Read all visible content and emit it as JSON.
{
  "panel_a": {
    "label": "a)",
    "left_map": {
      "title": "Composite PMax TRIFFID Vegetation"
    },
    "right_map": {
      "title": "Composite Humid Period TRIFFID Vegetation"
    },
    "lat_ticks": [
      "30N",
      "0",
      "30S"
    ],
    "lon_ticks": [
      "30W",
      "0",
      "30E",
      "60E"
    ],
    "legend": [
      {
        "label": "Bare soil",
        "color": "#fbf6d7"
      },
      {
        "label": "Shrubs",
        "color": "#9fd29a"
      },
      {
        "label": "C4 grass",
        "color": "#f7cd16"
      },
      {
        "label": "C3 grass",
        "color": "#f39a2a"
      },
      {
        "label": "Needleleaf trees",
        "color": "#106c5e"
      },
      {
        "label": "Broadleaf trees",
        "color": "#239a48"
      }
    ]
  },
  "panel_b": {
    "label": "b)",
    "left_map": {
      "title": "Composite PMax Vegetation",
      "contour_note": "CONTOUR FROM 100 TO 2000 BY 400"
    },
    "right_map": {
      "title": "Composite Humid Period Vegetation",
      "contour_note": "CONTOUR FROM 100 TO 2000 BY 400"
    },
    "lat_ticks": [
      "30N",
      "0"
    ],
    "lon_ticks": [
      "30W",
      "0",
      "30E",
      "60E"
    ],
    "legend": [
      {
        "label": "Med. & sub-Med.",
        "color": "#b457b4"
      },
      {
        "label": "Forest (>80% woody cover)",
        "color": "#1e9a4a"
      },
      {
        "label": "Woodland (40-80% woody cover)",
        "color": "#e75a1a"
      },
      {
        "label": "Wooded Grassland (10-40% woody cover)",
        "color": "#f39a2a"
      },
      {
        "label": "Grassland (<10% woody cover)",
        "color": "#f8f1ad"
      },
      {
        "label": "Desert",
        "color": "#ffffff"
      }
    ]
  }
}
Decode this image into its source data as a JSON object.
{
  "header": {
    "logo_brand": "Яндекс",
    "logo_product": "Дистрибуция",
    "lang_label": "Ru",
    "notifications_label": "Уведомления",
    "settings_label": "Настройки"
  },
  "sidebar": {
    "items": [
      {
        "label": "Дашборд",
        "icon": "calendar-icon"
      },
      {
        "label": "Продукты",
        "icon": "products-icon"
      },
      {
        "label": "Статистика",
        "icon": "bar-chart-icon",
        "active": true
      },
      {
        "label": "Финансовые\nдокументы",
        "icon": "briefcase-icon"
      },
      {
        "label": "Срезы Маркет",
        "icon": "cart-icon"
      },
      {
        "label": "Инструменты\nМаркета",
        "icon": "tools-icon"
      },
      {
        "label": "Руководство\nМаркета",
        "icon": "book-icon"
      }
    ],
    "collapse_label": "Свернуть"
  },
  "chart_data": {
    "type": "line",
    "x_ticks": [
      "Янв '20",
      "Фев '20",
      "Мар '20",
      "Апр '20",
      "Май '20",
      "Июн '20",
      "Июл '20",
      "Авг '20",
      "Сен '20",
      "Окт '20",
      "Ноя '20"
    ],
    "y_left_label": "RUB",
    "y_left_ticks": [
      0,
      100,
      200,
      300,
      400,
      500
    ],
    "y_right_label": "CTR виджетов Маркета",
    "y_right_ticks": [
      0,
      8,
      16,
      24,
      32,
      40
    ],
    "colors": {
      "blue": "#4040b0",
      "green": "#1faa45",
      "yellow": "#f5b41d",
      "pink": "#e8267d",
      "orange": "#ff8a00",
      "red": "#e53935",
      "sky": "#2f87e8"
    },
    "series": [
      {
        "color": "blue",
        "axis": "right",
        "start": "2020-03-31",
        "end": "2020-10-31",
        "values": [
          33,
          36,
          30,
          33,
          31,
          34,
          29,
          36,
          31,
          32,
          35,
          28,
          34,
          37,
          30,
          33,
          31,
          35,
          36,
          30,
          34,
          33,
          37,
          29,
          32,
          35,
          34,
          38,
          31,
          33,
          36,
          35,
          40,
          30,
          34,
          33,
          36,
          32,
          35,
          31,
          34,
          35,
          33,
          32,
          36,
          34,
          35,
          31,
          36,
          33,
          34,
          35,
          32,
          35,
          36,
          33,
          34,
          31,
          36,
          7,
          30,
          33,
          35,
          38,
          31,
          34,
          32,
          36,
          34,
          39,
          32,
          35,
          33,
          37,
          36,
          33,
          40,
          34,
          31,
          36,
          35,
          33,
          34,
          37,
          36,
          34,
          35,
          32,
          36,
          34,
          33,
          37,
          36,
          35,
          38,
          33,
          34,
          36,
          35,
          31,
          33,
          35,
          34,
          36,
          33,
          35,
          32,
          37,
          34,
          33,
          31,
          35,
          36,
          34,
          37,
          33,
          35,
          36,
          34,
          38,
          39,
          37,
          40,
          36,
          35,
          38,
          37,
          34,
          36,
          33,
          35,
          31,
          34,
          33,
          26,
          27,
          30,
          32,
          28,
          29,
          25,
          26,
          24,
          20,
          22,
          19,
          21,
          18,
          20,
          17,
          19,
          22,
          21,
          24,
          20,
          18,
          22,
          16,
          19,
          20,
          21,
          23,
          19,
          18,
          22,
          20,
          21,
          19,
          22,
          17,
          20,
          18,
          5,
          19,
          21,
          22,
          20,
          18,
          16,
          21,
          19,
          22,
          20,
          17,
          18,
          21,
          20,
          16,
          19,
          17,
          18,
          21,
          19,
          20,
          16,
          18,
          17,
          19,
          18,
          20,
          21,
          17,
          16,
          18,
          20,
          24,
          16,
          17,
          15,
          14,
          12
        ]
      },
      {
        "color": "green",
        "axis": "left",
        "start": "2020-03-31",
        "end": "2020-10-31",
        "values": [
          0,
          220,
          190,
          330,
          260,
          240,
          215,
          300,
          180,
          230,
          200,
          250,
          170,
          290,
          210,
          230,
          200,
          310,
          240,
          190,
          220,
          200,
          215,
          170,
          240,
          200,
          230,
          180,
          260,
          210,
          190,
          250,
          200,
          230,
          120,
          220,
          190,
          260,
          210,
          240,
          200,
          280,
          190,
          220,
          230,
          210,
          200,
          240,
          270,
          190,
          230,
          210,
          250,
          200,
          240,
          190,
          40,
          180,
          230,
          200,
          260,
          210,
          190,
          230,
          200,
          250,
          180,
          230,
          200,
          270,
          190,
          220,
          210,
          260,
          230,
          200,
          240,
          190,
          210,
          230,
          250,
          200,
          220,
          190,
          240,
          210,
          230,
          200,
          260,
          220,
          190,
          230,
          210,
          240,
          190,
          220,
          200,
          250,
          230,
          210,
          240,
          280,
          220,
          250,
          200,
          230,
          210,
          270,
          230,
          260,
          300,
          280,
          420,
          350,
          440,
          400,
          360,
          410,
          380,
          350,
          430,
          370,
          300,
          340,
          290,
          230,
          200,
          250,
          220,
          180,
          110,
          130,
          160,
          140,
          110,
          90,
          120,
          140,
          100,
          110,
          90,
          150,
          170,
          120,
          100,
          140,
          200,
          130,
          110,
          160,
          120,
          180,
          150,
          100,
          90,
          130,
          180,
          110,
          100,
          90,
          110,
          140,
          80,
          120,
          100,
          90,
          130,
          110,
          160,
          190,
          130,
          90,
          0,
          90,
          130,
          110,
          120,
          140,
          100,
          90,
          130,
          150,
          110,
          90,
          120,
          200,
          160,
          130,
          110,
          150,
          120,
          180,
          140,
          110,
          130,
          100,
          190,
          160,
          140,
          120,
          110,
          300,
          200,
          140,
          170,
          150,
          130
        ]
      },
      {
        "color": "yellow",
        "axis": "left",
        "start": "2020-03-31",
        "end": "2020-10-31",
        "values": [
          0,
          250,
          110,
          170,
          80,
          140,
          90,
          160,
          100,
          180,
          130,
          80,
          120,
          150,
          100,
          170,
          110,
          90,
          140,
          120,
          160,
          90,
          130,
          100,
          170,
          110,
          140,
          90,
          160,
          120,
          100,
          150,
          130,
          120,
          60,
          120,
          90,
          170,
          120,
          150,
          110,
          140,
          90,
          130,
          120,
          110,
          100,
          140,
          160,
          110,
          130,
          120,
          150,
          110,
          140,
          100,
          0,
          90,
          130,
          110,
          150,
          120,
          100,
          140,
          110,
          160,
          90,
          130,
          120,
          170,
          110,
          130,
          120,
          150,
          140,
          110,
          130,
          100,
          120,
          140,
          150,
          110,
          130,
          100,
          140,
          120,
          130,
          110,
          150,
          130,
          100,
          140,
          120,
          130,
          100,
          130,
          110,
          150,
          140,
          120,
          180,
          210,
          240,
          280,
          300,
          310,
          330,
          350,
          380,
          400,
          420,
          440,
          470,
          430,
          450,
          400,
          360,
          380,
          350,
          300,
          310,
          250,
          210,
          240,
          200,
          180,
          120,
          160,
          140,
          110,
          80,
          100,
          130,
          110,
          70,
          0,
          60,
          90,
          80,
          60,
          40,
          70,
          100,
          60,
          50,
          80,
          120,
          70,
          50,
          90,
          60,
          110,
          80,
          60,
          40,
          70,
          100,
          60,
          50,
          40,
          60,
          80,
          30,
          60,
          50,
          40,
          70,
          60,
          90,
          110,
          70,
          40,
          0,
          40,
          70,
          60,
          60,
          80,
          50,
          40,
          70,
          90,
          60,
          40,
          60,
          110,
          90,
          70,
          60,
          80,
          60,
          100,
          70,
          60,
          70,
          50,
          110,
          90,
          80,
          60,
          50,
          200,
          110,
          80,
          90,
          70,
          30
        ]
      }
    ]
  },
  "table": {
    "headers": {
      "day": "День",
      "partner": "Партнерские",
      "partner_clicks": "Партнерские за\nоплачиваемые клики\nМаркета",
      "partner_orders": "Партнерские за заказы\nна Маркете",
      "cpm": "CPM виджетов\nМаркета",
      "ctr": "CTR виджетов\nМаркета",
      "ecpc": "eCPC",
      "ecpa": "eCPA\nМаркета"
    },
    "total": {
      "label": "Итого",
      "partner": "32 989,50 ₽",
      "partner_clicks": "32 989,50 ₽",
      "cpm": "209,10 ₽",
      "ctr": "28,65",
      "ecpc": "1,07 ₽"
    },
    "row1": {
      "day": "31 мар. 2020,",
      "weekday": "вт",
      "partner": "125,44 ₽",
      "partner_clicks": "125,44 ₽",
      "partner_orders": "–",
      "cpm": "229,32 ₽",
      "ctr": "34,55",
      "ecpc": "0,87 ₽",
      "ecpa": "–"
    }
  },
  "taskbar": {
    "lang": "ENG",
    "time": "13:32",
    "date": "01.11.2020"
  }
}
..............................
(Aim): Pull out each line of the records holding the string "Period".

(Result for this task):
      "title": "Composite Humid Period TRIFFID Vegetation"
      "title": "Composite Humid Period Vegetation",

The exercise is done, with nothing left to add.